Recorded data
* start *
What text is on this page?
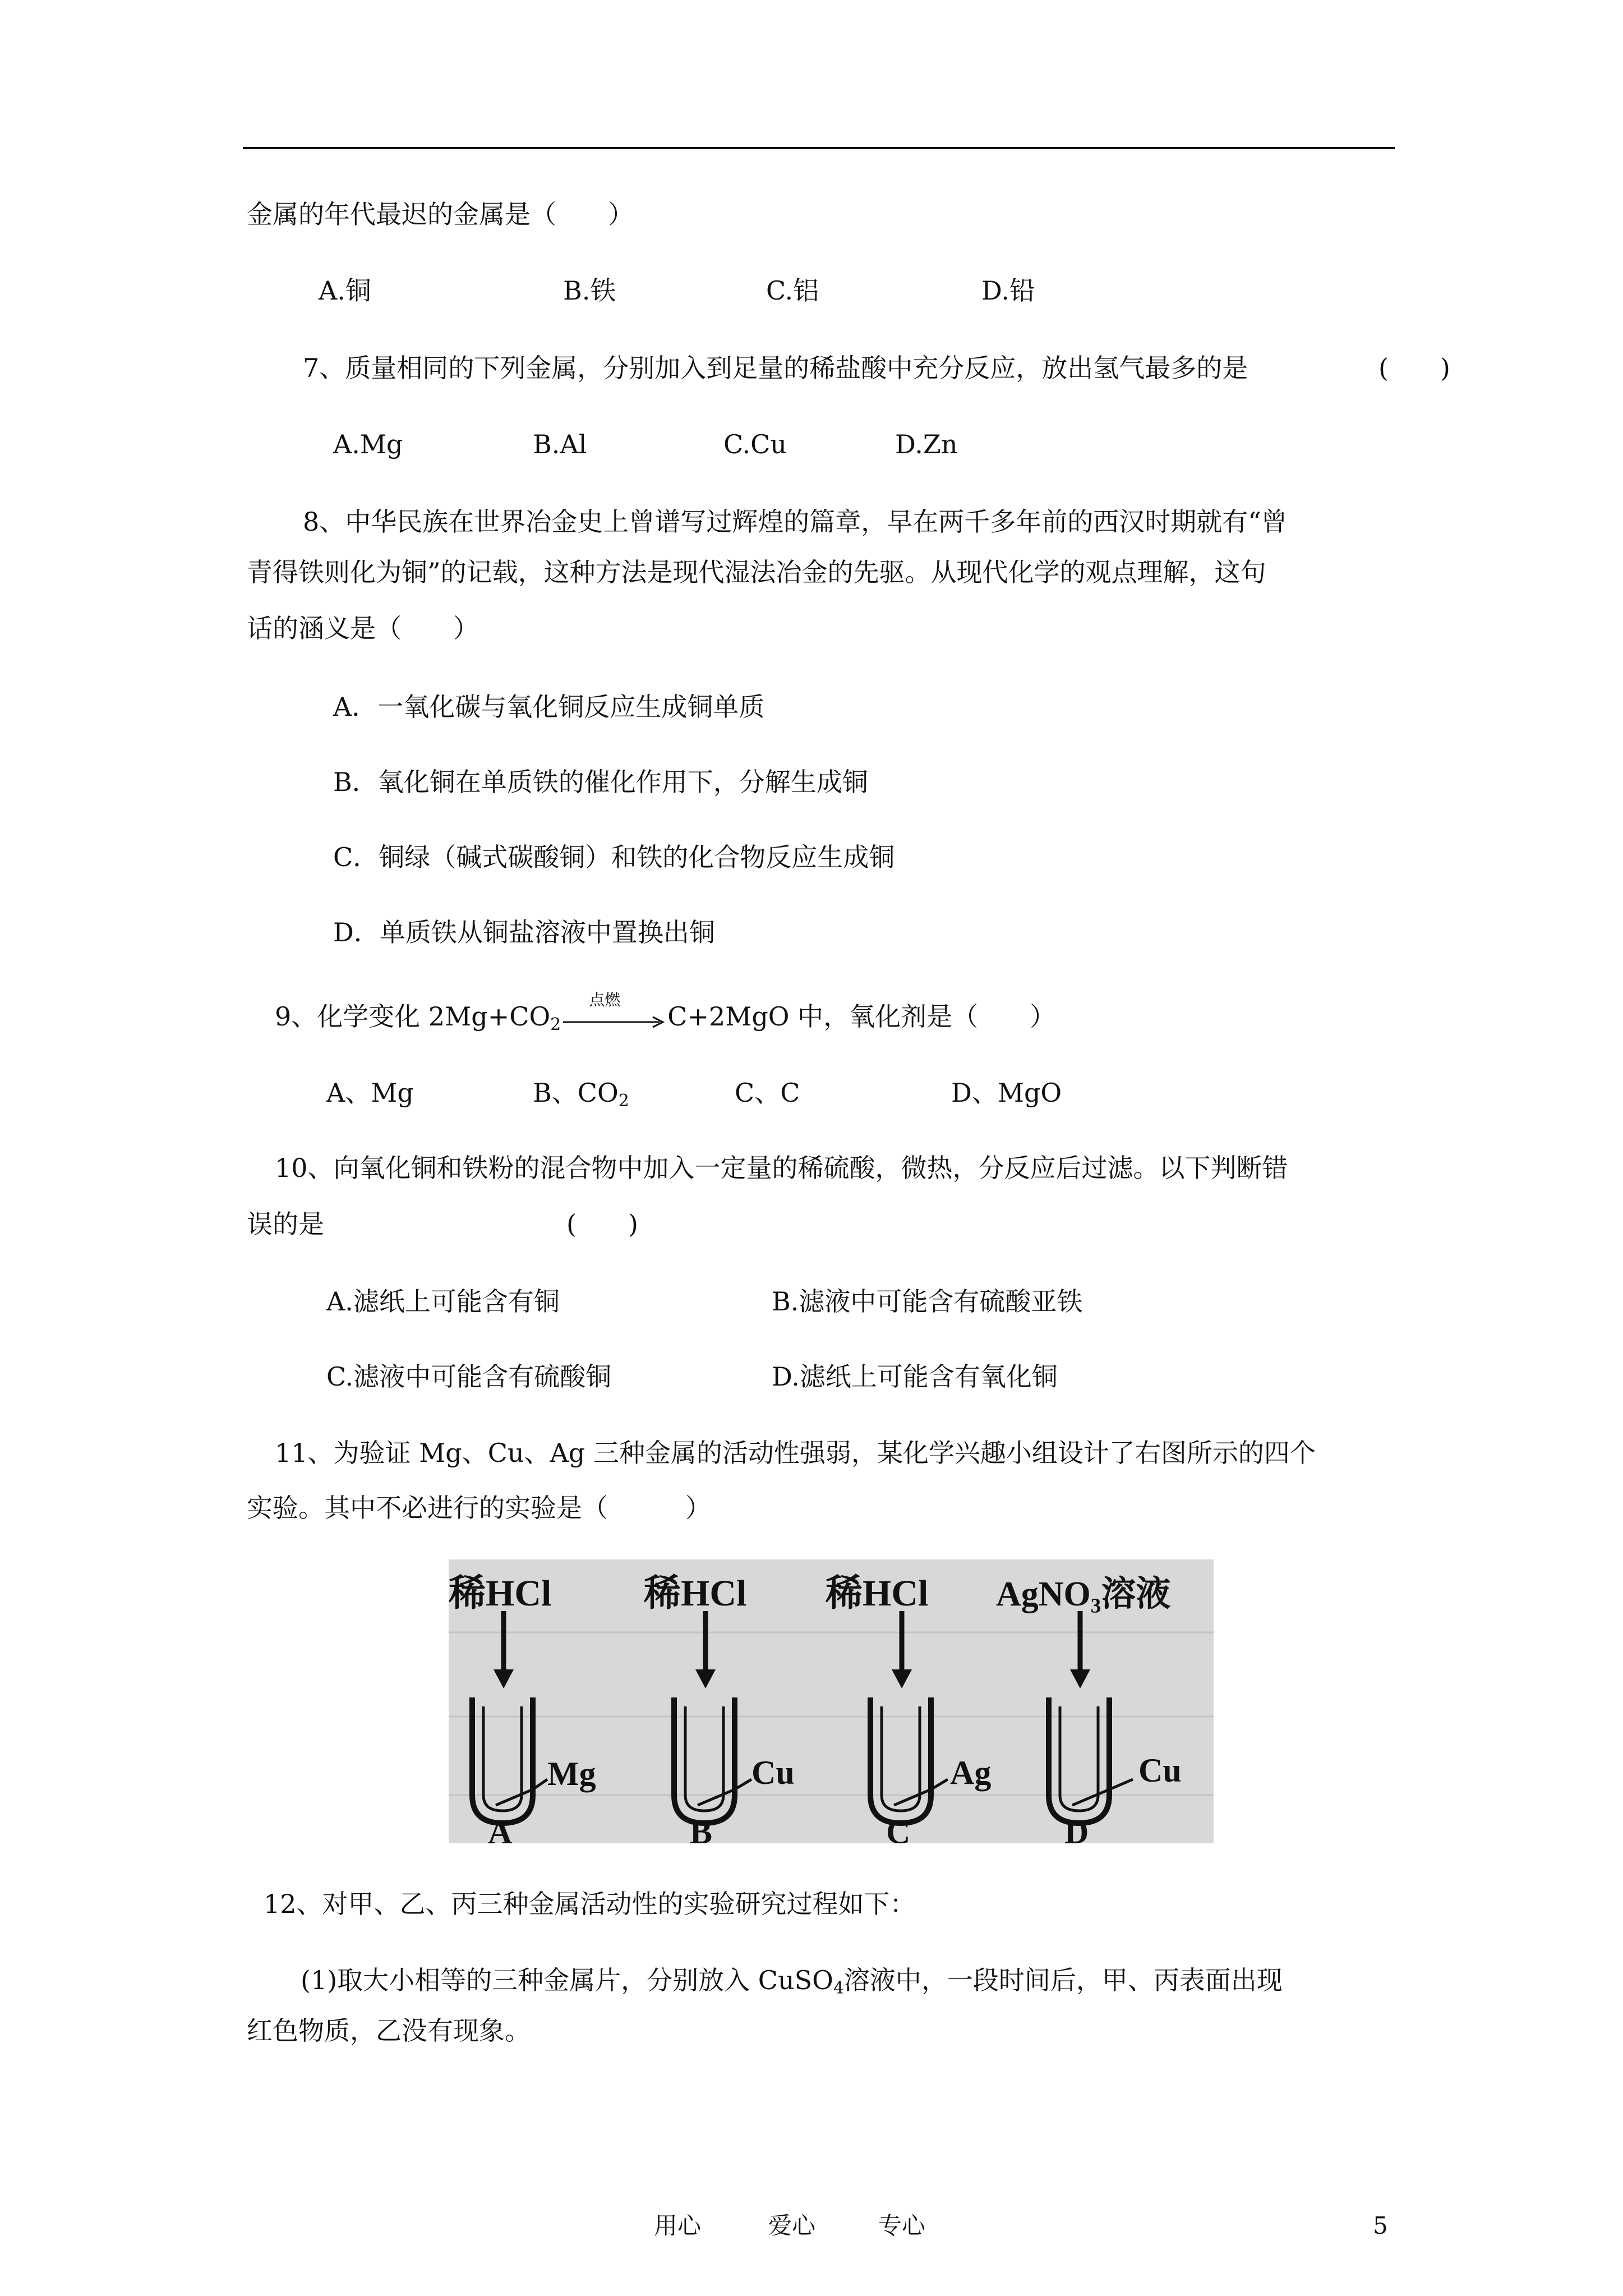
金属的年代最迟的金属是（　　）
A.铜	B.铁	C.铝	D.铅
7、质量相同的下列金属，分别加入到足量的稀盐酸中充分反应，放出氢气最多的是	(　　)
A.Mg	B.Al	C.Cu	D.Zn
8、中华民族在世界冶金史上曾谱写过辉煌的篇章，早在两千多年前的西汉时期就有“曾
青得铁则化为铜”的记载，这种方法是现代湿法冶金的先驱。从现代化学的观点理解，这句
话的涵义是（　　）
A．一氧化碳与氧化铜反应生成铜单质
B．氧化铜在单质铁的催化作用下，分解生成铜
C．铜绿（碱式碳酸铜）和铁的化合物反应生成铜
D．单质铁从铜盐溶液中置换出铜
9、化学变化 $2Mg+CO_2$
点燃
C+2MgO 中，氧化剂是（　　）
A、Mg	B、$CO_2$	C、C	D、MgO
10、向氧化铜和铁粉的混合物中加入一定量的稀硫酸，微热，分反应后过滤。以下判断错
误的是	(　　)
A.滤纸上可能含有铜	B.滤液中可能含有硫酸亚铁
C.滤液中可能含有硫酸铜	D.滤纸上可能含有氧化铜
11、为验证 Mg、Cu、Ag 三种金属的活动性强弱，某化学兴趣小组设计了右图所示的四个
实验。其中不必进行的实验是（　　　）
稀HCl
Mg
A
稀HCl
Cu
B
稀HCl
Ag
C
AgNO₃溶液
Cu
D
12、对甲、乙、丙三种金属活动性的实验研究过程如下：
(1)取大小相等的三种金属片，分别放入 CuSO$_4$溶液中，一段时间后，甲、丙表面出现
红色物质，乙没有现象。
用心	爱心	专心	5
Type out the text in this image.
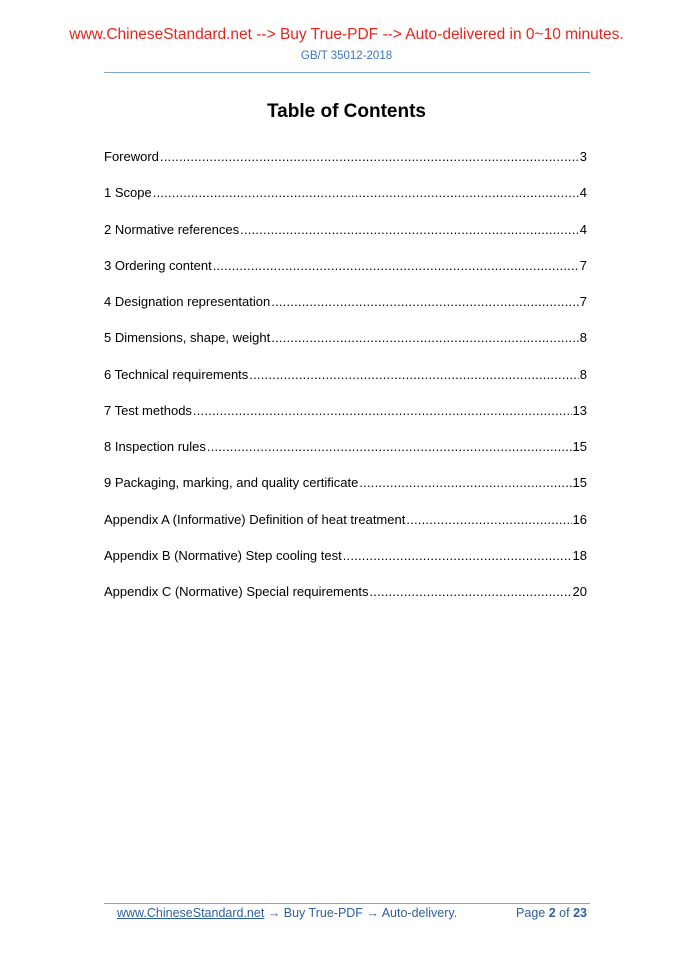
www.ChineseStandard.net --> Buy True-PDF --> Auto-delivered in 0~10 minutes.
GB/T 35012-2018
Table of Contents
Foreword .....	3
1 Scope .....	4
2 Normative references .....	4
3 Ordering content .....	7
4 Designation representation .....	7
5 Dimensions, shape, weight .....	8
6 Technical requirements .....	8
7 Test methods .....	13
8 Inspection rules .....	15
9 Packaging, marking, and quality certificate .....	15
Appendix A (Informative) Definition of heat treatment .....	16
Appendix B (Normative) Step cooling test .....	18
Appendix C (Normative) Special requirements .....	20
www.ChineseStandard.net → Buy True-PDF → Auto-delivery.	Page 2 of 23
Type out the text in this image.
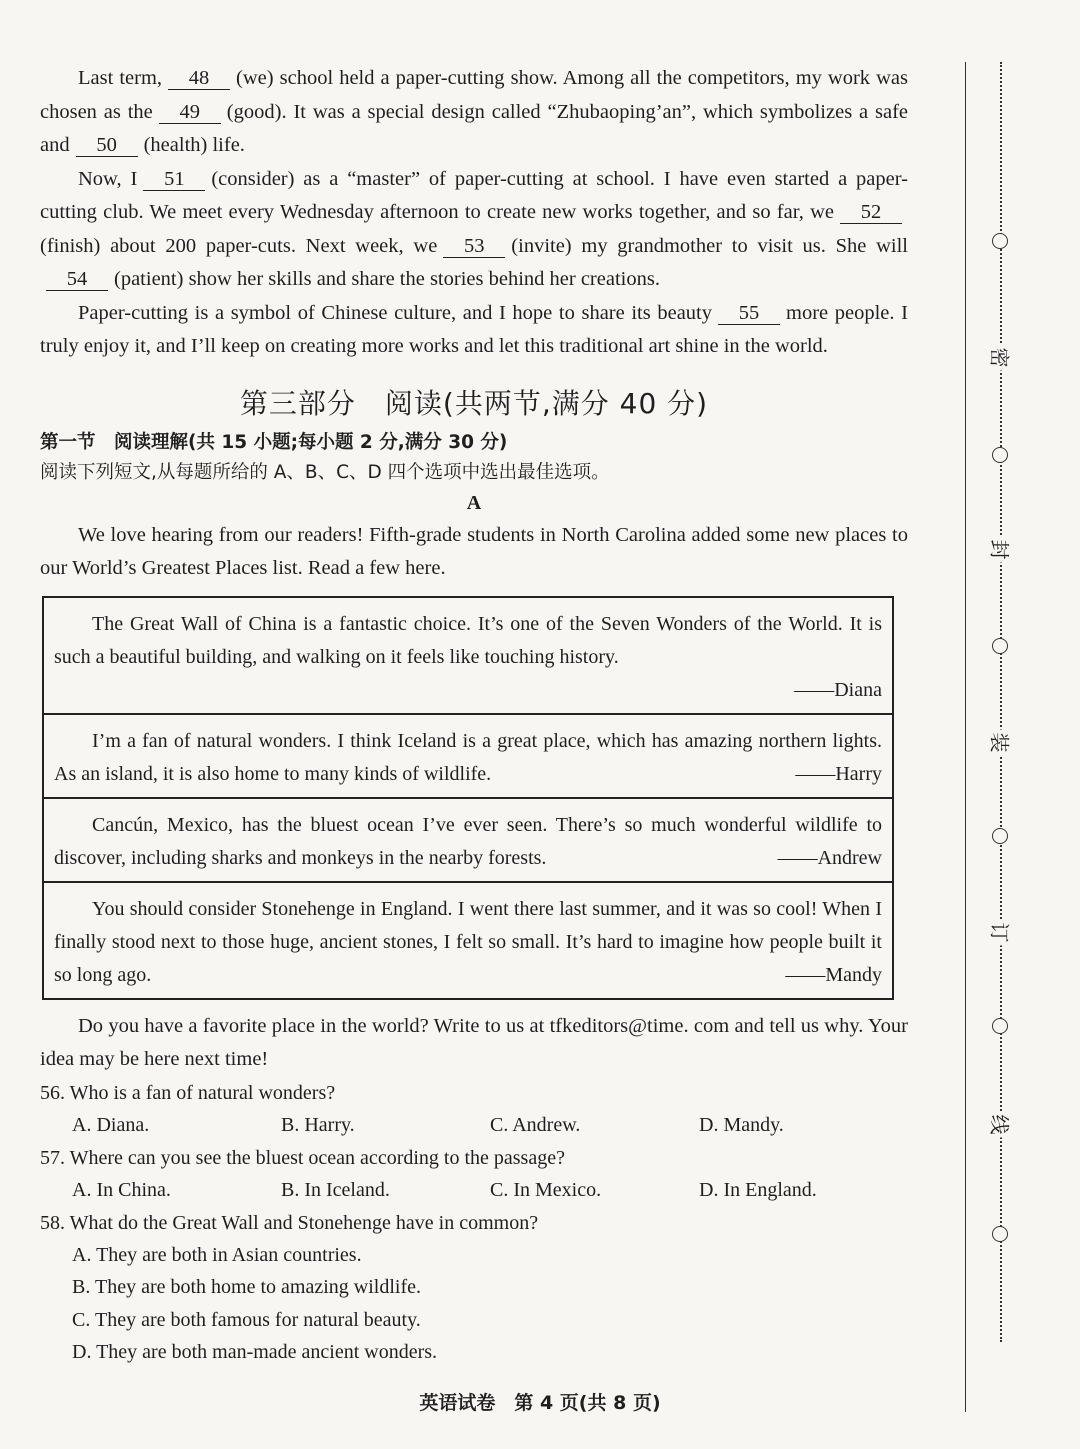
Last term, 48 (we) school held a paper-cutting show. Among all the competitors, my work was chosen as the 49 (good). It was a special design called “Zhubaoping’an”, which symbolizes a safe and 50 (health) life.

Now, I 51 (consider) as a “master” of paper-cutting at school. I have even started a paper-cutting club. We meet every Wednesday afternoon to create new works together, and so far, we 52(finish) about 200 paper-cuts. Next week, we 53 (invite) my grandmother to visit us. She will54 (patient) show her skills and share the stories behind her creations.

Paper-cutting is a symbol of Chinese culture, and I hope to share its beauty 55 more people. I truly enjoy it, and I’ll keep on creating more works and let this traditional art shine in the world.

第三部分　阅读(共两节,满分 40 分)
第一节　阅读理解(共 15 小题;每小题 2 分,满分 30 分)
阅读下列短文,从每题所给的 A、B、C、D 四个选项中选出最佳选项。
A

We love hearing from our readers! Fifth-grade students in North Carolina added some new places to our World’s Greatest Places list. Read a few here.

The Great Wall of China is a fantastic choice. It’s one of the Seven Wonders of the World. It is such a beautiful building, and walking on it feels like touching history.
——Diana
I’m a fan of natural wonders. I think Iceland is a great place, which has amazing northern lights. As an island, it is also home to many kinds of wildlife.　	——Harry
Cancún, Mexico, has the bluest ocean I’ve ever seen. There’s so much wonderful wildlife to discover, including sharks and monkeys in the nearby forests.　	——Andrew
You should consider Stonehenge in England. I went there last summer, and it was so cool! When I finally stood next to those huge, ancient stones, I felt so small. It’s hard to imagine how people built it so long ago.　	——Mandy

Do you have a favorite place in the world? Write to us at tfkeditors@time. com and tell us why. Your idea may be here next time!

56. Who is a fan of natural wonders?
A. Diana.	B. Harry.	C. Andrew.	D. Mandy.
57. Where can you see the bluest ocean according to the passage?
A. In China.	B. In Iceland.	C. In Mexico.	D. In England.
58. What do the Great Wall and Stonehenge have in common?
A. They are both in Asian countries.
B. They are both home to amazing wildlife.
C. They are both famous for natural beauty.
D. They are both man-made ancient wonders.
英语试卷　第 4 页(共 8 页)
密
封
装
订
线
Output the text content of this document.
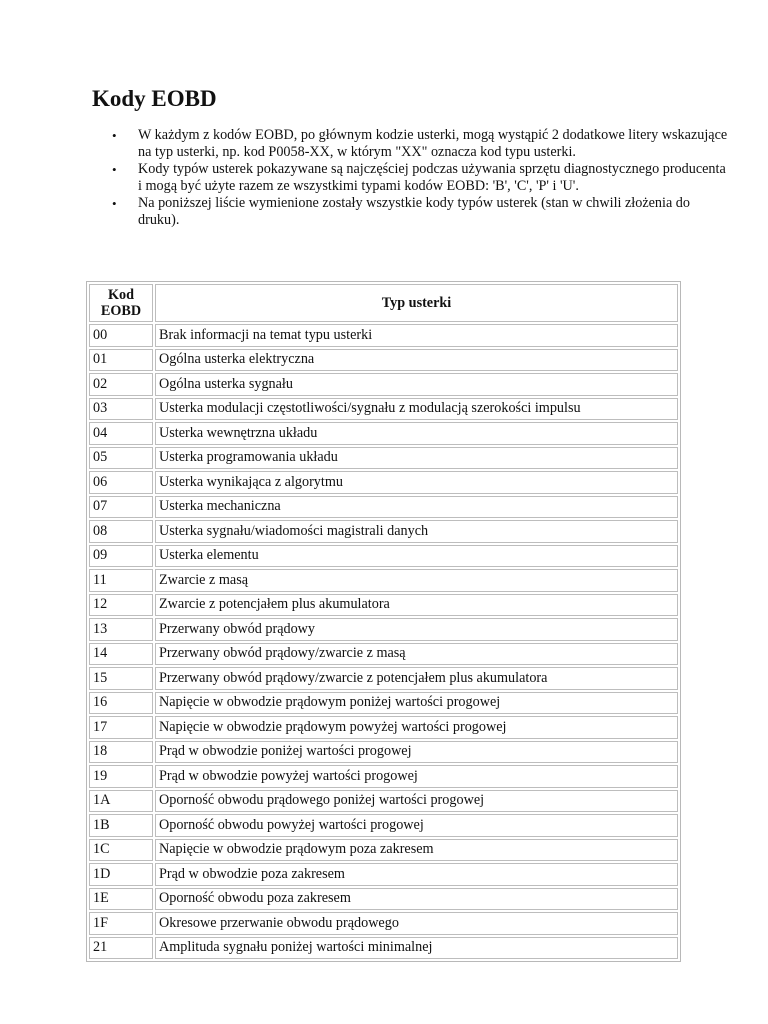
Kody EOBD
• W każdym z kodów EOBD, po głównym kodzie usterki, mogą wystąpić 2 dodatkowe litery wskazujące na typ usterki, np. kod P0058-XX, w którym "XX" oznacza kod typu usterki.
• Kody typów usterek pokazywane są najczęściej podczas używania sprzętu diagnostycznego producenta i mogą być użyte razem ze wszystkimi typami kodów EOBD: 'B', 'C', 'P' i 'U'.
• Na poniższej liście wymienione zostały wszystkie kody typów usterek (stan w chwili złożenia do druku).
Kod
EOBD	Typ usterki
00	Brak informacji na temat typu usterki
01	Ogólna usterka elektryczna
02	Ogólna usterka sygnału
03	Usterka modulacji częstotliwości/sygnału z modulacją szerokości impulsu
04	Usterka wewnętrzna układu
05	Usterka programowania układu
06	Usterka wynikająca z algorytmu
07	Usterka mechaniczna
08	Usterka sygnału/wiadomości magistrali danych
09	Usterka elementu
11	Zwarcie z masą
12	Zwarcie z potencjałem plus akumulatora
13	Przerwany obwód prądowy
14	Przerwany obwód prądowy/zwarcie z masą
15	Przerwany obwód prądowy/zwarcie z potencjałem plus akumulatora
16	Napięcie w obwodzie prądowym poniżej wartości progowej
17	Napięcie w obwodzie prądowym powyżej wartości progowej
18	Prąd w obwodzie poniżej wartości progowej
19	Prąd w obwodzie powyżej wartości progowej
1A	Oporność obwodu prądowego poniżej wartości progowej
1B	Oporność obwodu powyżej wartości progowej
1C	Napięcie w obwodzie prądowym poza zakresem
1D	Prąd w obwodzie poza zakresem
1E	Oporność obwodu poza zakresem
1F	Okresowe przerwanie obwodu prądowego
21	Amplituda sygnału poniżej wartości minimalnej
* end *
> Set exercise
Copy out all lines that carry the word "obwodu".

> Correct result
1A	Oporność obwodu prądowego poniżej wartości progowej
1B	Oporność obwodu powyżej wartości progowej
1E	Oporność obwodu poza zakresem
1F	Okresowe przerwanie obwodu prądowego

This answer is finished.